• **YOUR OBJECTIVE**: Copy all the entries word for word, but omit the pictures.

• **INPUT MATERIAL**:
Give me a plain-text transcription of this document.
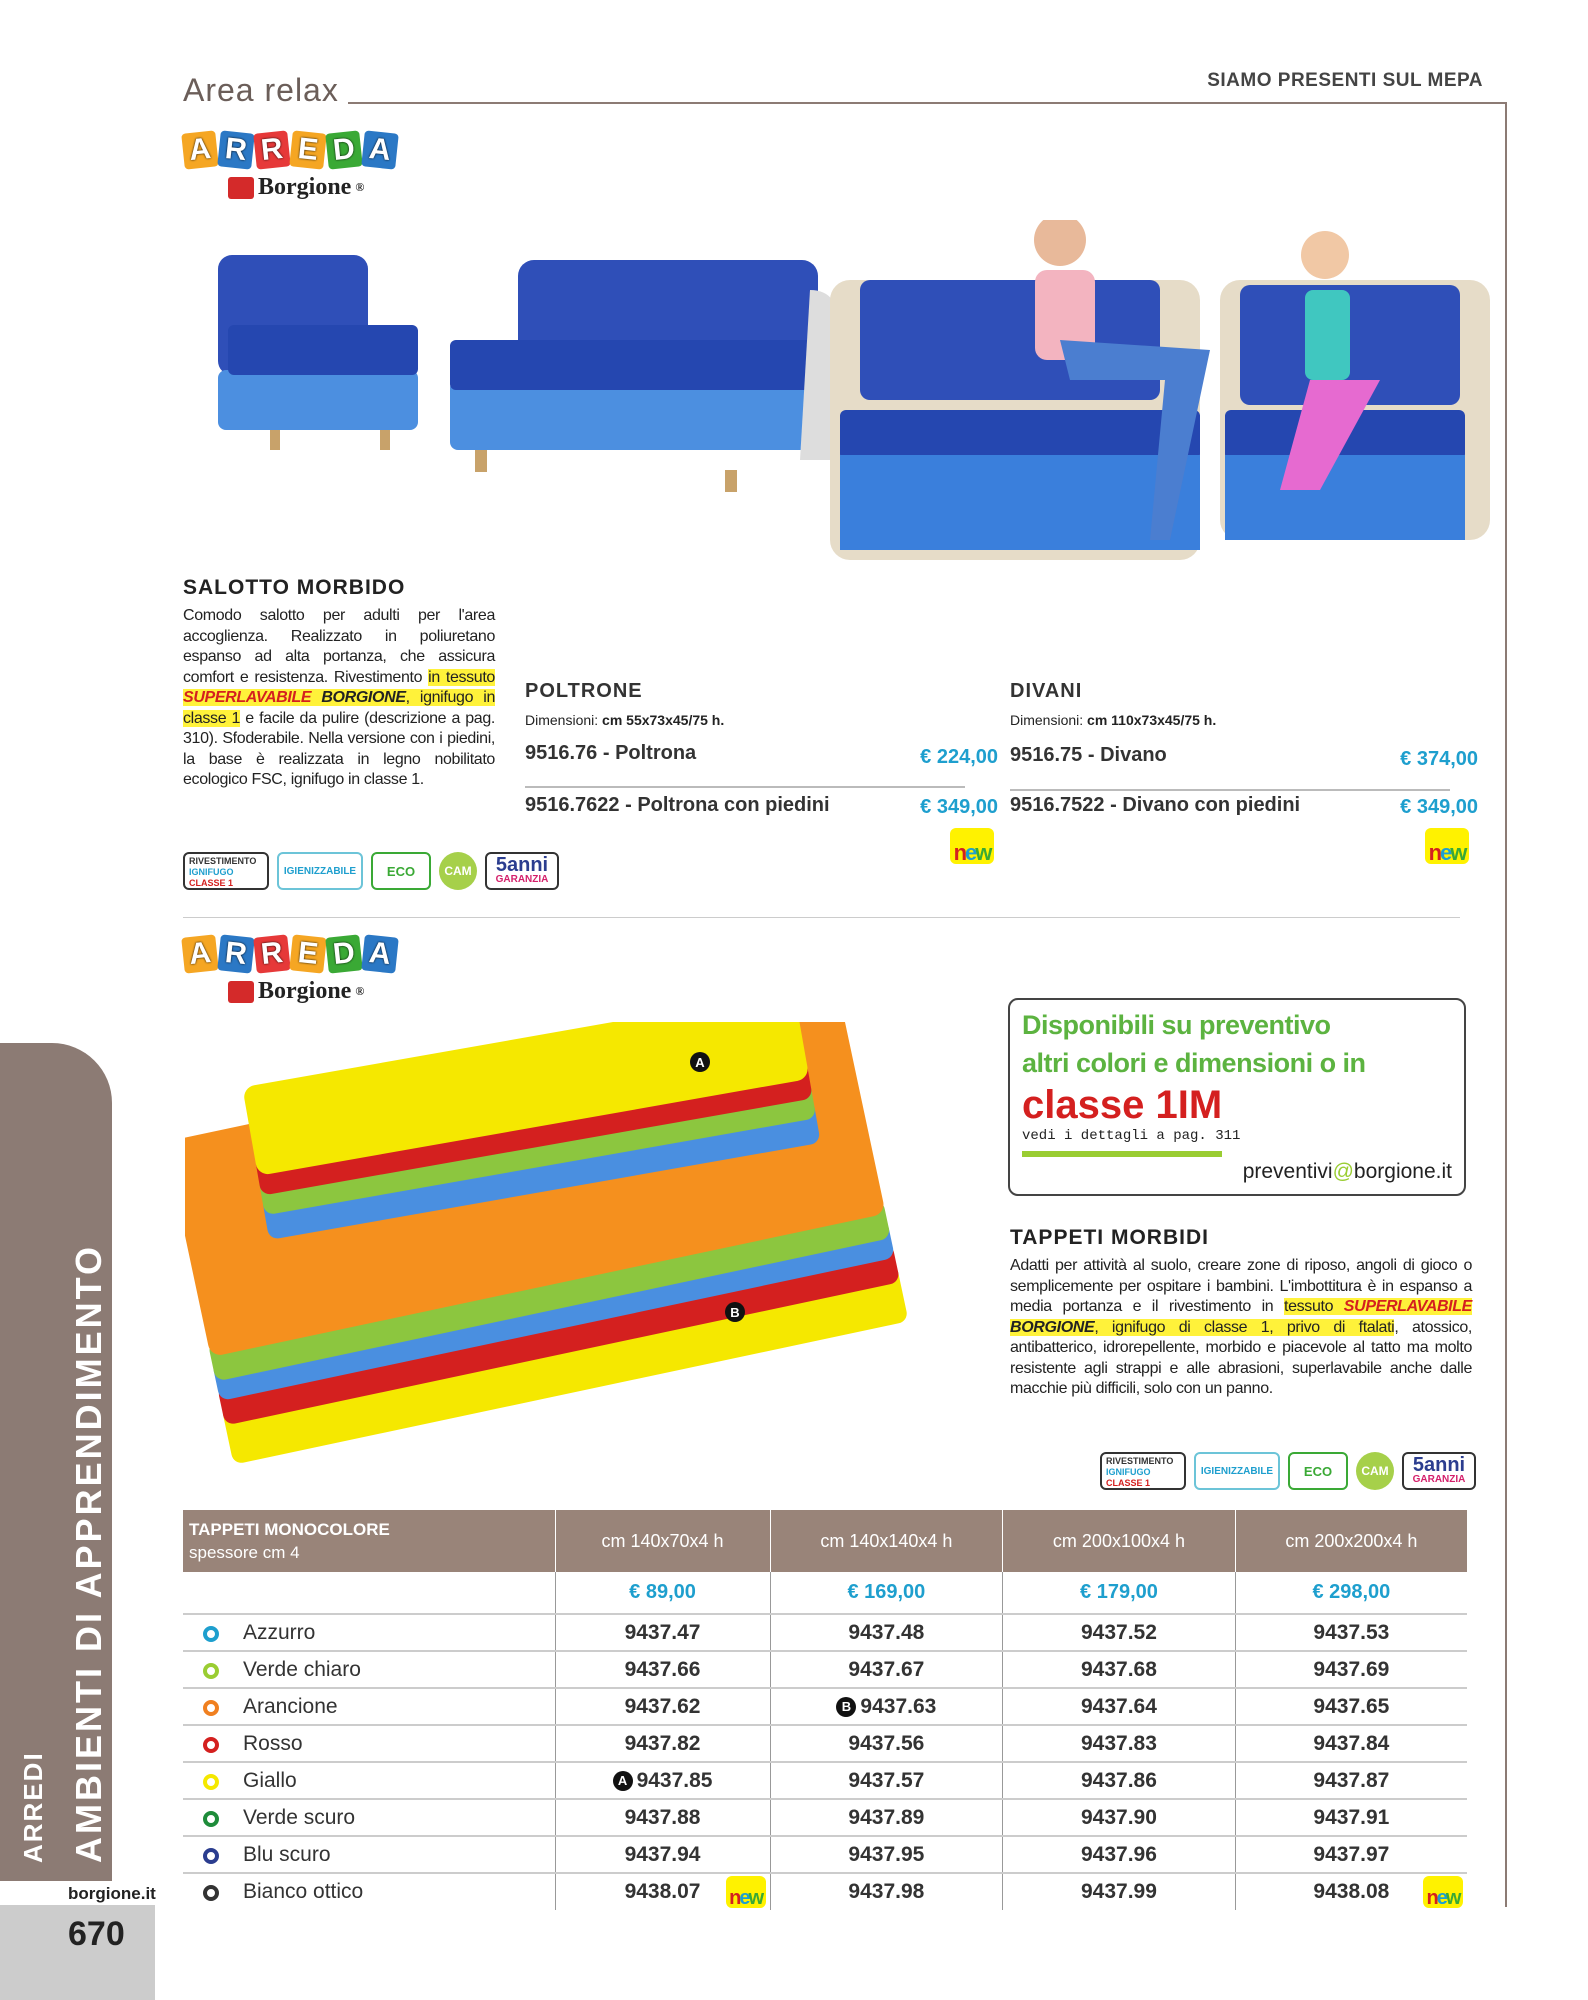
Area relax	SIAMO PRESENTI SUL MEPA
A R R E D A
Borgione ®
SALOTTO MORBIDO
Comodo salotto per adulti per l'area accoglienza. Realizzato in poliuretano espanso ad alta portanza, che assicura comfort e resistenza. Rivestimento in tessuto SUPERLAVABILE BORGIONE, ignifugo in classe 1 e facile da pulire (descrizione a pag. 310). Sfoderabile. Nella versione con i piedini, la base è realizzata in legno nobilitato ecologico FSC, ignifugo in classe 1.
POLTRONE
Dimensioni: cm 55x73x45/75 h.
9516.76 - Poltrona	€ 224,00
9516.7622 - Poltrona con piedini	€ 349,00
n e w
DIVANI
Dimensioni: cm 110x73x45/75 h.
9516.75 - Divano	€ 374,00
9516.7522 - Divano con piedini	€ 349,00
n e w
RIVESTIMENTO
IGNIFUGO
CLASSE 1
IGIENIZZABILE	ECO	CAM	5anni
GARANZIA
A R R E D A
Borgione ®
A
B
Disponibili su preventivo
altri colori e dimensioni o in
classe 1IM
vedi i dettagli a pag. 311
preventivi@borgione.it
TAPPETI MORBIDI
Adatti per attività al suolo, creare zone di riposo, angoli di gioco o semplicemente per ospitare i bambini. L'imbottitura è in espanso a media portanza e il rivestimento in tessuto SUPERLAVABILE BORGIONE, ignifugo di classe 1, privo di ftalati, atossico, antibatterico, idrorepellente, morbido e piacevole al tatto ma molto resistente agli strappi e alle abrasioni, superlavabile anche dalle macchie più difficili, solo con un panno.
RIVESTIMENTO
IGNIFUGO
CLASSE 1
IGIENIZZABILE	ECO	CAM	5anni
GARANZIA
TAPPETI MONOCOLORE
spessore cm 4	cm 140x70x4 h	cm 140x140x4 h	cm 200x100x4 h	cm 200x200x4 h
	€ 89,00	€ 169,00	€ 179,00	€ 298,00

Azzurro	9437.47	9437.48	9437.52	9437.53

Verde chiaro	9437.66	9437.67	9437.68	9437.69

Arancione	9437.62	B 9437.63	9437.64	9437.65

Rosso	9437.82	9437.56	9437.83	9437.84

Giallo	A 9437.85	9437.57	9437.86	9437.87

Verde scuro	9437.88	9437.89	9437.90	9437.91

Blu scuro	9437.94	9437.95	9437.96	9437.97

Bianco ottico	9438.07 n e w	9437.98	9437.99	9438.08 n e w
AMBIENTI DI APPRENDIMENTO
ARREDI
borgione.it
670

• **EXERCISE OUTPUT**:
Give me a plain-text transcription of this document.
Area relax	SIAMO PRESENTI SUL MEPA
A R R E D A
Borgione ®
SALOTTO MORBIDO
Comodo salotto per adulti per l'area accoglienza. Realizzato in poliuretano espanso ad alta portanza, che assicura comfort e resistenza. Rivestimento in tessuto SUPERLAVABILE BORGIONE, ignifugo in classe 1 e facile da pulire (descrizione a pag. 310). Sfoderabile. Nella versione con i piedini, la base è realizzata in legno nobilitato ecologico FSC, ignifugo in classe 1.
POLTRONE
Dimensioni: cm 55x73x45/75 h.
9516.76 - Poltrona	€ 224,00
9516.7622 - Poltrona con piedini	€ 349,00
n e w
DIVANI
Dimensioni: cm 110x73x45/75 h.
9516.75 - Divano	€ 374,00
9516.7522 - Divano con piedini	€ 349,00
n e w
RIVESTIMENTO
IGNIFUGO
CLASSE 1
IGIENIZZABILE	ECO	CAM	5anni
GARANZIA
A R R E D A
Borgione ®
A
B
Disponibili su preventivo
altri colori e dimensioni o in
classe 1IM
vedi i dettagli a pag. 311
preventivi@borgione.it
TAPPETI MORBIDI
Adatti per attività al suolo, creare zone di riposo, angoli di gioco o semplicemente per ospitare i bambini. L'imbottitura è in espanso a media portanza e il rivestimento in tessuto SUPERLAVABILE BORGIONE, ignifugo di classe 1, privo di ftalati, atossico, antibatterico, idrorepellente, morbido e piacevole al tatto ma molto resistente agli strappi e alle abrasioni, superlavabile anche dalle macchie più difficili, solo con un panno.
RIVESTIMENTO
IGNIFUGO
CLASSE 1
IGIENIZZABILE	ECO	CAM	5anni
GARANZIA
TAPPETI MONOCOLORE
spessore cm 4	cm 140x70x4 h	cm 140x140x4 h	cm 200x100x4 h	cm 200x200x4 h
	€ 89,00	€ 169,00	€ 179,00	€ 298,00

Azzurro	9437.47	9437.48	9437.52	9437.53

Verde chiaro	9437.66	9437.67	9437.68	9437.69

Arancione	9437.62	B 9437.63	9437.64	9437.65

Rosso	9437.82	9437.56	9437.83	9437.84

Giallo	A 9437.85	9437.57	9437.86	9437.87

Verde scuro	9437.88	9437.89	9437.90	9437.91

Blu scuro	9437.94	9437.95	9437.96	9437.97

Bianco ottico	9438.07 n e w	9437.98	9437.99	9438.08 n e w
AMBIENTI DI APPRENDIMENTO
ARREDI
borgione.it
670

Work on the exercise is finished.